Exercise instructions = In the entries below, find the lines with the word "восстановленной" and copy them.

═══ Records supplied ═══

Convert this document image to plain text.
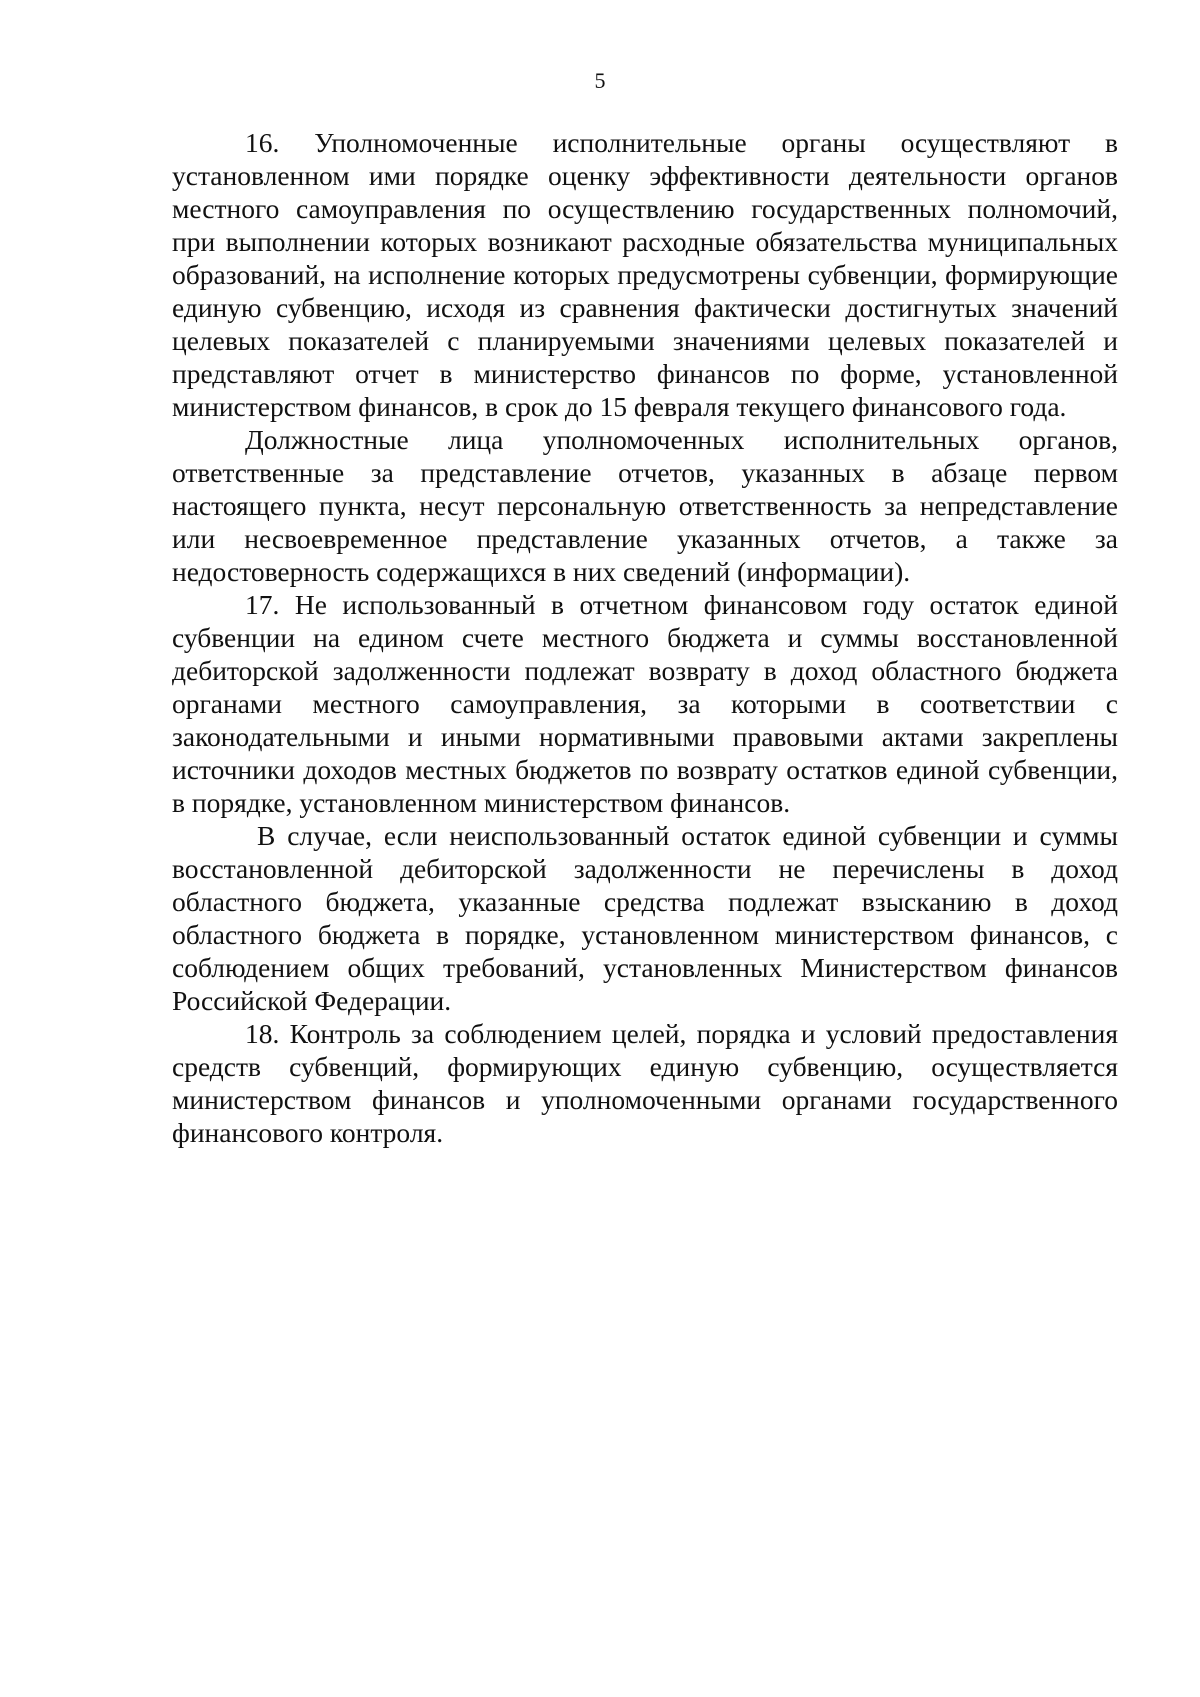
5

16. Уполномоченные исполнительные органы осуществляют в установленном ими порядке оценку эффективности деятельности органов местного самоуправления по осуществлению государственных полномочий, при выполнении которых возникают расходные обязательства муниципальных образований, на исполнение которых предусмотрены субвенции, формирующие единую субвенцию, исходя из сравнения фактически достигнутых значений целевых показателей с планируемыми значениями целевых показателей и представляют отчет в министерство финансов по форме, установленной министерством финансов, в срок до 15 февраля текущего финансового года.

Должностные лица уполномоченных исполнительных органов, ответственные за представление отчетов, указанных в абзаце первом настоящего пункта, несут персональную ответственность за непредставление или несвоевременное представление указанных отчетов, а также за недостоверность содержащихся в них сведений (информации).

17. Не использованный в отчетном финансовом году остаток единой субвенции на едином счете местного бюджета и суммы восстановленной дебиторской задолженности подлежат возврату в доход областного бюджета органами местного самоуправления, за которыми в соответствии с законодательными и иными нормативными правовыми актами закреплены источники доходов местных бюджетов по возврату остатков единой субвенции, в порядке, установленном министерством финансов.

В случае, если неиспользованный остаток единой субвенции и суммы восстановленной дебиторской задолженности не перечислены в доход областного бюджета, указанные средства подлежат взысканию в доход областного бюджета в порядке, установленном министерством финансов, с соблюдением общих требований, установленных Министерством финансов Российской Федерации.

18. Контроль за соблюдением целей, порядка и условий предоставления средств субвенций, формирующих единую субвенцию, осуществляется министерством финансов и уполномоченными органами государственного финансового контроля.
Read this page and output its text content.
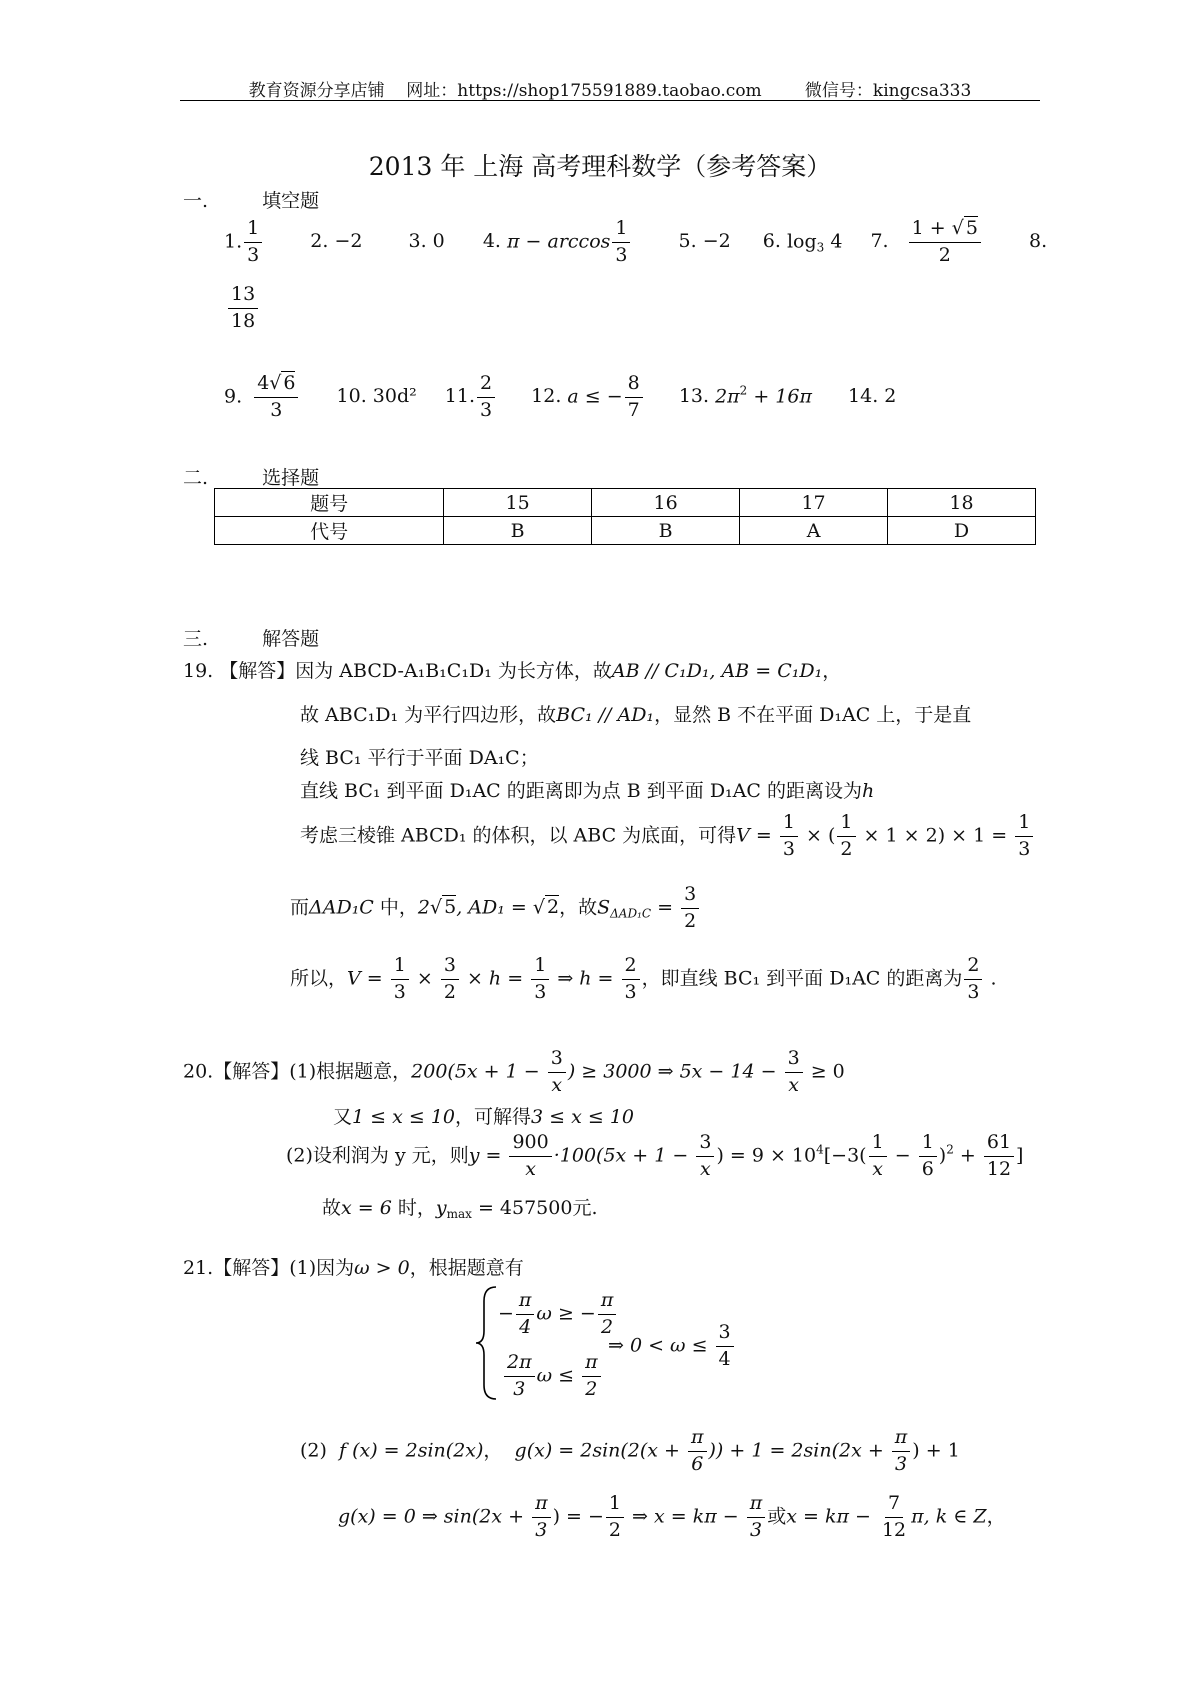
教育资源分享店铺 网址：https://shop175591889.taobao.com	微信号：kingcsa333
2013 年 上海 高考理科数学（参考答案）
一.	填空题
1. $\frac{1}{3}$	2. −2 3. 0 4. $\pi - \arccos \frac{1}{3}$	5. −2 6. $\log_3 4$ 7. $\frac{1 + √ 5}{2}$	8.
$\frac{13}{18}$
9. $\frac{4√ 6}{3} 10$. 30d² 11. $\frac{2}{3} 12$. a ≤ − $\frac{8}{7} 13$. $2\pi^2 + 16\pi$ 14. 2
二.	选择题
题号	15	16	17	18
代号	B	B	A	D
三.	解答题
19. 【解答】因为 ABCD-A₁B₁C₁D₁ 为长方体，故AB // C₁D₁, AB = C₁D₁，
故 ABC₁D₁ 为平行四边形，故BC₁ // AD₁，显然 B 不在平面 D₁AC 上，于是直
线 BC₁ 平行于平面 DA₁C；
直线 BC₁ 到平面 D₁AC 的距离即为点 B 到平面 D₁AC 的距离设为h
考虑三棱锥 ABCD₁ 的体积，以 ABC 为底面，可得$V = \frac{1}{3}$ × ( $\frac{1}{2} \times 1 \times 2) \times 1 = \frac{1}{3}$
而ΔAD₁C 中，2√ 5, AD₁ = √ 2，故$S_{\Delta AD_1C} = \frac{3}{2}$
所以，$V = \frac{1}{3} \times \frac{3}{2} \times h = \frac{1}{3}$ ⇒ $h = \frac{2}{3}$ ，即直线 BC₁ 到平面 D₁AC 的距离为 $\frac{2}{3}$ .
20.【解答】(1)根据题意，$200(5x + 1 - \frac{3}{x}$ ) ≥ 3000 ⇒ $5x - 14 - \frac{3}{x} \ge 0$
又1 ≤ x ≤ 10，可解得3 ≤ x ≤ 10
(2)设利润为 y 元，则$y = \frac{900}{x} \cdot 100(5x + 1 - \frac{3}{x}$ ) = $9 \times 10^4[-3( \frac{1}{x} - \frac{1}{6} )^2 + \frac{61}{12}$ ]
故x = 6 时，$y_{max} = 457500$元.
21.【解答】(1)因为ω > 0，根据题意有
− $\frac{\pi}{4}$ ω ≥ − $\frac{\pi}{2}$
$\frac{2\pi}{3}$ $\omega \le \frac{\pi}{2}$
⇒ $0 < \omega \le \frac{3}{4}$
(2) f (x) = 2sin(2x)， $g(x) = 2\sin(2(x + \frac{\pi}{6}$ )) + $1 = 2\sin(2x + \frac{\pi}{3}$ ) + 1
g(x) = 0 ⇒ $\sin(2x + \frac{\pi}{3}$ ) = − $\frac{1}{2}$ ⇒ $x = k\pi - \frac{\pi}{3}$ 或$x = k\pi - \frac{7}{12} \pi$, k ∈ Z，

═══

Result of the exercise =
17. Не использованный в отчетном финансовом году остаток единой субвенции на едином счете местного бюджета и суммы восстановленной дебиторской задолженности подлежат возврату в доход областного бюджета органами местного самоуправления, за которыми в соответствии с законодательными и иными нормативными правовыми актами закреплены источники доходов местных бюджетов по возврату остатков единой субвенции, в порядке, установленном министерством финансов.
В случае, если неиспользованный остаток единой субвенции и суммы восстановленной дебиторской задолженности не перечислены в доход областного бюджета, указанные средства подлежат взысканию в доход областного бюджета в порядке, установленном министерством финансов, с соблюдением общих требований, установленных Министерством финансов Российской Федерации.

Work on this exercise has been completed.